PROBLEM TO WORK ON: Records follow. Pull out every line that contains "ngày".

DATA FOR THIS EXERCISE:

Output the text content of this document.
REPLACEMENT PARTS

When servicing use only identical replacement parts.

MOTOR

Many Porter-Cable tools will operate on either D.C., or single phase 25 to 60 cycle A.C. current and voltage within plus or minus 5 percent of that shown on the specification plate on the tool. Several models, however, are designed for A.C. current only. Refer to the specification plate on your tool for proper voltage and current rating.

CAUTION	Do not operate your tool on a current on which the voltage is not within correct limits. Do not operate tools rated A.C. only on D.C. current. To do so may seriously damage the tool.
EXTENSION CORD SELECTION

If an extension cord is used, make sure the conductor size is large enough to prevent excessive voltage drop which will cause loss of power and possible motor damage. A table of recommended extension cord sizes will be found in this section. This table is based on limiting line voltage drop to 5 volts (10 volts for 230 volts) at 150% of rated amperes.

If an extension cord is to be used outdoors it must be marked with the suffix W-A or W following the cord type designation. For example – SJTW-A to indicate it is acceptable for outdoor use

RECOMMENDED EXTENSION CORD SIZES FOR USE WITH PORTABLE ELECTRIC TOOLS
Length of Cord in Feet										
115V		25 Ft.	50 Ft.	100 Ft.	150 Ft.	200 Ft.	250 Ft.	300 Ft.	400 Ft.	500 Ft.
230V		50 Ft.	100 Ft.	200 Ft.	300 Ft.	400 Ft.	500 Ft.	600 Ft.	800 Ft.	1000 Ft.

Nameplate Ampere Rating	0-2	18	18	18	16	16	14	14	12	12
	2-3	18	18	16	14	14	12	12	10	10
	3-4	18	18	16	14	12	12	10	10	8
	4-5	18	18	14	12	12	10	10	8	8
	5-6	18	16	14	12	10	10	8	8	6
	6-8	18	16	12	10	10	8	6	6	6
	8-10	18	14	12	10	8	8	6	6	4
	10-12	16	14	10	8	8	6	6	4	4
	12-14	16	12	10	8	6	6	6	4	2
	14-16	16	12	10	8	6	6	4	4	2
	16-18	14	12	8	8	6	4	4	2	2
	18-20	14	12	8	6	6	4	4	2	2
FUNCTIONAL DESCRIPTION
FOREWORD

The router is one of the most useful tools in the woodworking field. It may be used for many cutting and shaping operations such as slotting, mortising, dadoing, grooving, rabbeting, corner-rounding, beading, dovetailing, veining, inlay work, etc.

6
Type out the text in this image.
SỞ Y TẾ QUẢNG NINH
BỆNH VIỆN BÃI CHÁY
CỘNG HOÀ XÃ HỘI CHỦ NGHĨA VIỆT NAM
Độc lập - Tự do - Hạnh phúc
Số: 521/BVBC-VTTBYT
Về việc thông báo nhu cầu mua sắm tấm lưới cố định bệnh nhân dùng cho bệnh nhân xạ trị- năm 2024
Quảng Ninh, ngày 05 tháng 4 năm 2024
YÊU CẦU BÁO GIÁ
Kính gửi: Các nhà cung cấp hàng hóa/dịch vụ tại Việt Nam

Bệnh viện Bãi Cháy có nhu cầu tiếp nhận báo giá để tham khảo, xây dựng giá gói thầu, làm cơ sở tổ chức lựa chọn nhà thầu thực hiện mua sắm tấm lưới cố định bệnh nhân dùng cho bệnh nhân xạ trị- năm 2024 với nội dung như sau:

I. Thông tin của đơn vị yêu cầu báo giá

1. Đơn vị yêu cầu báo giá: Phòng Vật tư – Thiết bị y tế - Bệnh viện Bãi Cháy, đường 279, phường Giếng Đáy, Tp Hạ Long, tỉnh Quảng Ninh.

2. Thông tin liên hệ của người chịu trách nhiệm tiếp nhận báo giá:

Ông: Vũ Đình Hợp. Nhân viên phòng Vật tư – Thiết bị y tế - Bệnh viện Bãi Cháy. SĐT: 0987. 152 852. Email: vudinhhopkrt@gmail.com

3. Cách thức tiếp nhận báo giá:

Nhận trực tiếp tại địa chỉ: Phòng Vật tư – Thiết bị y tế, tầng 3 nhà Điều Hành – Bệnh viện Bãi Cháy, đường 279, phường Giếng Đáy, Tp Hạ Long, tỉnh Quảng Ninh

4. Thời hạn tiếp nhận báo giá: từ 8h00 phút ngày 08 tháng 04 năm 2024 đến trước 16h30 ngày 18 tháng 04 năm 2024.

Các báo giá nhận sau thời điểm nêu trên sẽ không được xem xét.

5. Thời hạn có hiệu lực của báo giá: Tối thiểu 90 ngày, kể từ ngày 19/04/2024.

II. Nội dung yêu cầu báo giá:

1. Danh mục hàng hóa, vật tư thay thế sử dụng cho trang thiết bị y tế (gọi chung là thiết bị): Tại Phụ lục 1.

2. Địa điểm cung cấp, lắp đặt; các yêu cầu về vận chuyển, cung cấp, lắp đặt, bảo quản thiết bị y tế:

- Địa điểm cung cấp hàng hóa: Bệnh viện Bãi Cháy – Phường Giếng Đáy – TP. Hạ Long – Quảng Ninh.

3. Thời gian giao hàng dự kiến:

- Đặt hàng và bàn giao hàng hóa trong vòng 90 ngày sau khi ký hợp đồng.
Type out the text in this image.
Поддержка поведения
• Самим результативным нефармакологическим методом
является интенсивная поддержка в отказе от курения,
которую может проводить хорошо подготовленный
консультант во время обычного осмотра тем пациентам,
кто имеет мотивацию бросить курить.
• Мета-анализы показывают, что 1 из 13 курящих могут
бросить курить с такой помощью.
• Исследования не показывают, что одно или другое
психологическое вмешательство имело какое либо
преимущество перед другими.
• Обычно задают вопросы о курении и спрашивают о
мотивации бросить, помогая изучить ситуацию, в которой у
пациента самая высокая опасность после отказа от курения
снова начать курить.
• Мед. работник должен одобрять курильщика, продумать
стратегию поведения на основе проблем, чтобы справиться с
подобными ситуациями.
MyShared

CORRECT RESPONSE:
Quảng Ninh, ngày 05 tháng 4 năm 2024
4. Thời hạn tiếp nhận báo giá: từ 8h00 phút ngày 08 tháng 04 năm 2024 đến trước 16h30 ngày 18 tháng 04 năm 2024.
5. Thời hạn có hiệu lực của báo giá: Tối thiểu 90 ngày, kể từ ngày 19/04/2024.
- Đặt hàng và bàn giao hàng hóa trong vòng 90 ngày sau khi ký hợp đồng.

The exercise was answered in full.